INSTRUCTIONS FOR THE TASK: Pull every line that holds the word "marker" from the entries.
----------------
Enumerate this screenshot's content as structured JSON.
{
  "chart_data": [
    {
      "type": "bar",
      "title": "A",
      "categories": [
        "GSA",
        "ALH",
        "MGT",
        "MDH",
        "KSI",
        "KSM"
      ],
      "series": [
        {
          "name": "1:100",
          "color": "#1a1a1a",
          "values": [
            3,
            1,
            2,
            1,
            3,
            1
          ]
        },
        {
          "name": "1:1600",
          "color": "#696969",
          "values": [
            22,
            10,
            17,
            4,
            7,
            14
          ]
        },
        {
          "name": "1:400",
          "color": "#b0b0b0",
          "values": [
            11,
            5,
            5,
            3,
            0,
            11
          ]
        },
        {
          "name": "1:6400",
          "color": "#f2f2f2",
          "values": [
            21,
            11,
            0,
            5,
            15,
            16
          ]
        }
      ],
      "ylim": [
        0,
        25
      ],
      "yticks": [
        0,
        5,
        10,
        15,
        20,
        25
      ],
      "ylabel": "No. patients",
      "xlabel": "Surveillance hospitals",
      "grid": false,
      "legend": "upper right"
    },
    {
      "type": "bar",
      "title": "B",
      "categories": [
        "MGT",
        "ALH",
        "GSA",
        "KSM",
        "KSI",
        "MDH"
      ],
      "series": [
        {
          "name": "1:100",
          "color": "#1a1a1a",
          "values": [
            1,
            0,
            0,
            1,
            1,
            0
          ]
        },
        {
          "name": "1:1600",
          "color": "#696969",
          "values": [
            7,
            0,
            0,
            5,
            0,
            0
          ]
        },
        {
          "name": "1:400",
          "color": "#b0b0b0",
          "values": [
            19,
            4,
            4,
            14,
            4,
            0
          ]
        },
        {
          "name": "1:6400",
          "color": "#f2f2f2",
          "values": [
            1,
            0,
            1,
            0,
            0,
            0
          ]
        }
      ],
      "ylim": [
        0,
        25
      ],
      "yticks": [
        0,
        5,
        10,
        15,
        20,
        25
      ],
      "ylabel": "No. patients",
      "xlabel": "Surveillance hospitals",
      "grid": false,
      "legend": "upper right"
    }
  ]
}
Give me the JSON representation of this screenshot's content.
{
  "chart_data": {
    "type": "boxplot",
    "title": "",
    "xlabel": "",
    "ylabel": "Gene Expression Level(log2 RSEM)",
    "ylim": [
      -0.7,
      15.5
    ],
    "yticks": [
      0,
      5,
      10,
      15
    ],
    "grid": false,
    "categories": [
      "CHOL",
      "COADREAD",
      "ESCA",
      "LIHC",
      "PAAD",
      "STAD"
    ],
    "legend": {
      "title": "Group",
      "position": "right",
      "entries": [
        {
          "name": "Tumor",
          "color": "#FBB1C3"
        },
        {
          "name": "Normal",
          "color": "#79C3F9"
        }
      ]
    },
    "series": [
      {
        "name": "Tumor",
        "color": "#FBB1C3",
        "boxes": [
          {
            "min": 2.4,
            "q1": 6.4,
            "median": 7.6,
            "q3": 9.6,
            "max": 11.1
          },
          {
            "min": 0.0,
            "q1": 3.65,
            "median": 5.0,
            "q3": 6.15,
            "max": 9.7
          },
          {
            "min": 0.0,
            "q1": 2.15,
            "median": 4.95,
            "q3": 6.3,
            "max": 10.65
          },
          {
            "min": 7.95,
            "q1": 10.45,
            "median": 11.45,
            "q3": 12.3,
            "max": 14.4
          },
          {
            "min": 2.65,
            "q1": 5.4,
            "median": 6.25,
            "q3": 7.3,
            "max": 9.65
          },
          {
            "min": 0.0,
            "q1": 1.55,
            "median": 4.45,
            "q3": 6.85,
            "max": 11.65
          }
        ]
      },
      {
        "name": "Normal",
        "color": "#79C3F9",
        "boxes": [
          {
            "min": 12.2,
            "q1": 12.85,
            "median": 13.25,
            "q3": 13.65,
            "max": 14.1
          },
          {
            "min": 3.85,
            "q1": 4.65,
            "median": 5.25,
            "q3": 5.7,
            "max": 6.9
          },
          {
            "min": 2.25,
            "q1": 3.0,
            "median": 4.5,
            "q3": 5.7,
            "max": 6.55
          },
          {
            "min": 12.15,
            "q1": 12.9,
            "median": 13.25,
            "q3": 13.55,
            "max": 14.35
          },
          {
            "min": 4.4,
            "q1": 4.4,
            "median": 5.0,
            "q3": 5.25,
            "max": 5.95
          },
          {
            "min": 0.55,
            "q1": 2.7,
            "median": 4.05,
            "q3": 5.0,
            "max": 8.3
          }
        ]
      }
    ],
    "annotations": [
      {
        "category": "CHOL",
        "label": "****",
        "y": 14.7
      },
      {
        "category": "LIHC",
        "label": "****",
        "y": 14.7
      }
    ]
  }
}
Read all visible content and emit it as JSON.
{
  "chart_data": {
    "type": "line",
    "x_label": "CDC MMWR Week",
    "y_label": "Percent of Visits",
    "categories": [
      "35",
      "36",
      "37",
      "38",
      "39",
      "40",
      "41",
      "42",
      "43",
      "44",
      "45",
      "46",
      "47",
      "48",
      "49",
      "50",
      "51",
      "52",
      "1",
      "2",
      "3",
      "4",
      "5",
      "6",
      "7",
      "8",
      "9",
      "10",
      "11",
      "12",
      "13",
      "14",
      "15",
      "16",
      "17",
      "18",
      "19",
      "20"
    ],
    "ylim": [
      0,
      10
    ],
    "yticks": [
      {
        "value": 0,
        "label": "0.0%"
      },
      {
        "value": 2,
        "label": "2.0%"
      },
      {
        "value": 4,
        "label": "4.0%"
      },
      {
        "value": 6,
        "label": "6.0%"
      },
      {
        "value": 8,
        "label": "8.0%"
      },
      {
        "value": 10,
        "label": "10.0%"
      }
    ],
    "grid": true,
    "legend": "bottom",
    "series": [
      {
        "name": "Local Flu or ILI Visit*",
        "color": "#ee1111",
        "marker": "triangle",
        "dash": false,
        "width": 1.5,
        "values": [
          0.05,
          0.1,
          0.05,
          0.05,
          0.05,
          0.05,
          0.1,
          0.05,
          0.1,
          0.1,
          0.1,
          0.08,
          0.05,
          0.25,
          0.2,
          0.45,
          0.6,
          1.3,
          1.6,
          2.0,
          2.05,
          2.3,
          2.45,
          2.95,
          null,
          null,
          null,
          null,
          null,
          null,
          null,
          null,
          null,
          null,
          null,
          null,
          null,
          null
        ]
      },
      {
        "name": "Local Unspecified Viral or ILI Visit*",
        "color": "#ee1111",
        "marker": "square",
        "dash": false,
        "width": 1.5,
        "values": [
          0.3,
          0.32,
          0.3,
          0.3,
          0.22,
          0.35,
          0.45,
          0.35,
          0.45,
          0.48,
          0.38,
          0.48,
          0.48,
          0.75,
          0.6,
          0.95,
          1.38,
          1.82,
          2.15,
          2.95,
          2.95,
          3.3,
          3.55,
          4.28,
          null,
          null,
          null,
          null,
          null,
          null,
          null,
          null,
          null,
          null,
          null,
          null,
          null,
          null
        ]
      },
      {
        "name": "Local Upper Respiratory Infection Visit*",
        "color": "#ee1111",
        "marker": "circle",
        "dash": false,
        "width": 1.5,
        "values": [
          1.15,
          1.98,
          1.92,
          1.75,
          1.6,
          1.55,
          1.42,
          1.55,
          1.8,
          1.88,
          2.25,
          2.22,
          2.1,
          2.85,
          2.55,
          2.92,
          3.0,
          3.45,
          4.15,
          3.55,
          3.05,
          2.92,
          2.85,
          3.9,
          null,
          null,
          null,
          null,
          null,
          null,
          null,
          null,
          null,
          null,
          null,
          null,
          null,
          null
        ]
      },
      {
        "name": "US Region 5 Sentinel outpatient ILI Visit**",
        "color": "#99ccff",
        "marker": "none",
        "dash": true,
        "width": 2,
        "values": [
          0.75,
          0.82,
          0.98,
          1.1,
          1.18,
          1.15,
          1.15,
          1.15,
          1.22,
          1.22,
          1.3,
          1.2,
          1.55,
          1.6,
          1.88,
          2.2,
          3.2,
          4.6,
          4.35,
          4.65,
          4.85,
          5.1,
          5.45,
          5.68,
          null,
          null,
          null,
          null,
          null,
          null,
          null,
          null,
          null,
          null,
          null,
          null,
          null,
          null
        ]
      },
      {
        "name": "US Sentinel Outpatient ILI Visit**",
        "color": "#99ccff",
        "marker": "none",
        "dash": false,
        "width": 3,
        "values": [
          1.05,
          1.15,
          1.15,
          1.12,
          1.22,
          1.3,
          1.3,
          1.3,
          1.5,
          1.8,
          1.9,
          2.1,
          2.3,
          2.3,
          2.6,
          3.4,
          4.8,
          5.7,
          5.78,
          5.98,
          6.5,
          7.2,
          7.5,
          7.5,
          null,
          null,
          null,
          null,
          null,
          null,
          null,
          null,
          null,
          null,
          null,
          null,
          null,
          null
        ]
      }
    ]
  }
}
----------------
WORKED SOLUTION:
        "marker": "triangle",
        "marker": "square",
        "marker": "circle",
        "marker": "none",
        "marker": "none",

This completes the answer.